_Request_
Output the line containing "What's the underlying" and all subsequent lines of the listing below, copied exactly, with no other lines.
========
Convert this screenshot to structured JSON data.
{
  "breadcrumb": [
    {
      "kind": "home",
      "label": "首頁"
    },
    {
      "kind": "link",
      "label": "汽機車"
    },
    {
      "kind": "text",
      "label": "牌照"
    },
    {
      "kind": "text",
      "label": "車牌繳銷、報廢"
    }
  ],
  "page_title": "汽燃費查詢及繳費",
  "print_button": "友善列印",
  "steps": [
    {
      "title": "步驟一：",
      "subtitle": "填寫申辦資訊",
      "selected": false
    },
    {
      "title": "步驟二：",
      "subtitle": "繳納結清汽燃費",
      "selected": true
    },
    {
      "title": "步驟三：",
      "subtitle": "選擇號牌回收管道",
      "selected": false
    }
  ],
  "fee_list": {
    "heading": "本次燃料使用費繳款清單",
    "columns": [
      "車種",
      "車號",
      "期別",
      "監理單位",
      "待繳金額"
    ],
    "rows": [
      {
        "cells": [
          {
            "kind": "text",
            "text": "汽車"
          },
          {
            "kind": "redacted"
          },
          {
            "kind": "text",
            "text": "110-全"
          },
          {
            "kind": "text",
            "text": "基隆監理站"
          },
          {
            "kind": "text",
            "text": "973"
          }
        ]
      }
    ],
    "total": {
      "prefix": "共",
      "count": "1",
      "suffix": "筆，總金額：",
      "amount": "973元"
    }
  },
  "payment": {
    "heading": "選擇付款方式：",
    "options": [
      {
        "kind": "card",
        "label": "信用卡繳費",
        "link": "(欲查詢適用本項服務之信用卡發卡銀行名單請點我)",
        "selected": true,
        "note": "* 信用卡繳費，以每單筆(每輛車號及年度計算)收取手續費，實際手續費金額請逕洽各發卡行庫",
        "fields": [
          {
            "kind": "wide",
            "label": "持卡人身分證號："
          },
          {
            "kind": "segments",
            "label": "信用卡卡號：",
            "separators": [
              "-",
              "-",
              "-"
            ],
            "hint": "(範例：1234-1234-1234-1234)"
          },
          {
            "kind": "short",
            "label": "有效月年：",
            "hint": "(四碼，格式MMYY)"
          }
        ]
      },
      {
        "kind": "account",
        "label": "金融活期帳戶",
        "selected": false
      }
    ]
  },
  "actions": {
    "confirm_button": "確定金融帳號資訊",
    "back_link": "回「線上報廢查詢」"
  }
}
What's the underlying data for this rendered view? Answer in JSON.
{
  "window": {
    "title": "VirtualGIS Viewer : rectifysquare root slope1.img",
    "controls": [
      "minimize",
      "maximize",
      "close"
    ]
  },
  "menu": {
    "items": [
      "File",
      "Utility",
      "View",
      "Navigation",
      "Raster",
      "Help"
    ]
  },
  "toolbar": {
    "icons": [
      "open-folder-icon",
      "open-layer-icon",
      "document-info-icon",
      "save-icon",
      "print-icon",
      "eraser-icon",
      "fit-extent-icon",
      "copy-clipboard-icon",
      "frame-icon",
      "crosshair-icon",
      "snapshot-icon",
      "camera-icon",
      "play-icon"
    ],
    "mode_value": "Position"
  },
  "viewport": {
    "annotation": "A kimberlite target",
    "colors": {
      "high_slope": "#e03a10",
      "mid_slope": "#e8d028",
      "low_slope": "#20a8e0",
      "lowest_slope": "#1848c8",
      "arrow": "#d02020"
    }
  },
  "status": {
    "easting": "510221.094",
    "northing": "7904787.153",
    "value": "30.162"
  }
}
========
_Correct result_
What's the underlying data for this rendered view? Answer in JSON.
{
  "window": {
    "title": "VirtualGIS Viewer : rectifysquare root slope1.img",
    "controls": [
      "minimize",
      "maximize",
      "close"
    ]
  },
  "menu": {
    "items": [
      "File",
      "Utility",
      "View",
      "Navigation",
      "Raster",
      "Help"
    ]
  },
  "toolbar": {
    "icons": [
      "open-folder-icon",
      "open-layer-icon",
      "document-info-icon",
      "save-icon",
      "print-icon",
      "eraser-icon",
      "fit-extent-icon",
      "copy-clipboard-icon",
      "frame-icon",
      "crosshair-icon",
      "snapshot-icon",
      "camera-icon",
      "play-icon"
    ],
    "mode_value": "Position"
  },
  "viewport": {
    "annotation": "A kimberlite target",
    "colors": {
      "high_slope": "#e03a10",
      "mid_slope": "#e8d028",
      "low_slope": "#20a8e0",
      "lowest_slope": "#1848c8",
      "arrow": "#d02020"
    }
  },
  "status": {
    "easting": "510221.094",
    "northing": "7904787.153",
    "value": "30.162"
  }
}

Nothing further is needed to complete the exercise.